- PROMPT
Copy the data below exactly.

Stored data
◆ ◆ ◆ ◆
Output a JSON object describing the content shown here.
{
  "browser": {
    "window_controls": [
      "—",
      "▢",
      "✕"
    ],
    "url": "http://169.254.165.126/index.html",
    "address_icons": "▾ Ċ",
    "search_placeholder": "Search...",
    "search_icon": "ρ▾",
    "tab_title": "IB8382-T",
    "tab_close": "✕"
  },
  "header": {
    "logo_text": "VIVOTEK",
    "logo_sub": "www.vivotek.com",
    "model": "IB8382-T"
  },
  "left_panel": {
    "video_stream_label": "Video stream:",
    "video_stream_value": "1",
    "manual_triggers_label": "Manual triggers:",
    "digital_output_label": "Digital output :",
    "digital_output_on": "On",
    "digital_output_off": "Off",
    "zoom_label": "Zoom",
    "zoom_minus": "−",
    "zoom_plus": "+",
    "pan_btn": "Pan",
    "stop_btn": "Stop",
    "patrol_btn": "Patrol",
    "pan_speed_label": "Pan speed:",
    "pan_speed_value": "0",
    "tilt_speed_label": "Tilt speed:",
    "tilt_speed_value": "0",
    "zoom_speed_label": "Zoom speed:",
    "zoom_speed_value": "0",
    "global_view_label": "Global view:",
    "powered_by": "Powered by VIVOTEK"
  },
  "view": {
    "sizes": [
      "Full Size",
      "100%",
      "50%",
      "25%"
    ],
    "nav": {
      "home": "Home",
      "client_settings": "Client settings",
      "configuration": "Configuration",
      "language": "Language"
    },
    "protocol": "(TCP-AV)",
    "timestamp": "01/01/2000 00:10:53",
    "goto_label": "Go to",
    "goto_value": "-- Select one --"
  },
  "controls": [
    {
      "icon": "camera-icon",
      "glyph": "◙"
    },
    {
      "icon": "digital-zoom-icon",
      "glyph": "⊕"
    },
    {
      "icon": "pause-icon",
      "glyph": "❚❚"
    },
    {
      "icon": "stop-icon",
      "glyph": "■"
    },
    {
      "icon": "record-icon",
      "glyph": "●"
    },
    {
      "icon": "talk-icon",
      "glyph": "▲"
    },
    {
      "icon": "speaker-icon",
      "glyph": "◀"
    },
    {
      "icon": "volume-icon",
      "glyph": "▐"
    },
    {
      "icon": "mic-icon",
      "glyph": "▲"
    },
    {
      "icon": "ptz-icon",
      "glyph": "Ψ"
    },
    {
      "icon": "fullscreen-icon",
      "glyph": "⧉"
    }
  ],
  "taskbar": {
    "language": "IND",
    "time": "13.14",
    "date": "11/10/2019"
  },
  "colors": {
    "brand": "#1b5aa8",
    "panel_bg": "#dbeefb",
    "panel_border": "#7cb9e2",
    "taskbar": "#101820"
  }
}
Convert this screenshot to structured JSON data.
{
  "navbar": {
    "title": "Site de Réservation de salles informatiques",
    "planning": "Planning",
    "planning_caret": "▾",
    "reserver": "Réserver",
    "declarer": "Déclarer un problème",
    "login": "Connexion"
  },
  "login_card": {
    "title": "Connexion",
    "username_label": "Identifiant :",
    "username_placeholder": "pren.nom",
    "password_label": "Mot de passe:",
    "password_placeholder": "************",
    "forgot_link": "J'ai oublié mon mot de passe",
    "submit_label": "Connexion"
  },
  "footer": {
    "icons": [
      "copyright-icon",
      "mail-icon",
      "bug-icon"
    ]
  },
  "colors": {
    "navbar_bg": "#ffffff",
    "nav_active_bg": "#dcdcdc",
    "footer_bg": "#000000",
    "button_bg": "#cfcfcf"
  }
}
◆ ◆ ◆ ◆
- RIGHT ANSWER
Output a JSON object describing the content shown here.
{
  "browser": {
    "window_controls": [
      "—",
      "▢",
      "✕"
    ],
    "url": "http://169.254.165.126/index.html",
    "address_icons": "▾ Ċ",
    "search_placeholder": "Search...",
    "search_icon": "ρ▾",
    "tab_title": "IB8382-T",
    "tab_close": "✕"
  },
  "header": {
    "logo_text": "VIVOTEK",
    "logo_sub": "www.vivotek.com",
    "model": "IB8382-T"
  },
  "left_panel": {
    "video_stream_label": "Video stream:",
    "video_stream_value": "1",
    "manual_triggers_label": "Manual triggers:",
    "digital_output_label": "Digital output :",
    "digital_output_on": "On",
    "digital_output_off": "Off",
    "zoom_label": "Zoom",
    "zoom_minus": "−",
    "zoom_plus": "+",
    "pan_btn": "Pan",
    "stop_btn": "Stop",
    "patrol_btn": "Patrol",
    "pan_speed_label": "Pan speed:",
    "pan_speed_value": "0",
    "tilt_speed_label": "Tilt speed:",
    "tilt_speed_value": "0",
    "zoom_speed_label": "Zoom speed:",
    "zoom_speed_value": "0",
    "global_view_label": "Global view:",
    "powered_by": "Powered by VIVOTEK"
  },
  "view": {
    "sizes": [
      "Full Size",
      "100%",
      "50%",
      "25%"
    ],
    "nav": {
      "home": "Home",
      "client_settings": "Client settings",
      "configuration": "Configuration",
      "language": "Language"
    },
    "protocol": "(TCP-AV)",
    "timestamp": "01/01/2000 00:10:53",
    "goto_label": "Go to",
    "goto_value": "-- Select one --"
  },
  "controls": [
    {
      "icon": "camera-icon",
      "glyph": "◙"
    },
    {
      "icon": "digital-zoom-icon",
      "glyph": "⊕"
    },
    {
      "icon": "pause-icon",
      "glyph": "❚❚"
    },
    {
      "icon": "stop-icon",
      "glyph": "■"
    },
    {
      "icon": "record-icon",
      "glyph": "●"
    },
    {
      "icon": "talk-icon",
      "glyph": "▲"
    },
    {
      "icon": "speaker-icon",
      "glyph": "◀"
    },
    {
      "icon": "volume-icon",
      "glyph": "▐"
    },
    {
      "icon": "mic-icon",
      "glyph": "▲"
    },
    {
      "icon": "ptz-icon",
      "glyph": "Ψ"
    },
    {
      "icon": "fullscreen-icon",
      "glyph": "⧉"
    }
  ],
  "taskbar": {
    "language": "IND",
    "time": "13.14",
    "date": "11/10/2019"
  },
  "colors": {
    "brand": "#1b5aa8",
    "panel_bg": "#dbeefb",
    "panel_border": "#7cb9e2",
    "taskbar": "#101820"
  }
}
Convert this screenshot to structured JSON data.
{
  "navbar": {
    "title": "Site de Réservation de salles informatiques",
    "planning": "Planning",
    "planning_caret": "▾",
    "reserver": "Réserver",
    "declarer": "Déclarer un problème",
    "login": "Connexion"
  },
  "login_card": {
    "title": "Connexion",
    "username_label": "Identifiant :",
    "username_placeholder": "pren.nom",
    "password_label": "Mot de passe:",
    "password_placeholder": "************",
    "forgot_link": "J'ai oublié mon mot de passe",
    "submit_label": "Connexion"
  },
  "footer": {
    "icons": [
      "copyright-icon",
      "mail-icon",
      "bug-icon"
    ]
  },
  "colors": {
    "navbar_bg": "#ffffff",
    "nav_active_bg": "#dcdcdc",
    "footer_bg": "#000000",
    "button_bg": "#cfcfcf"
  }
}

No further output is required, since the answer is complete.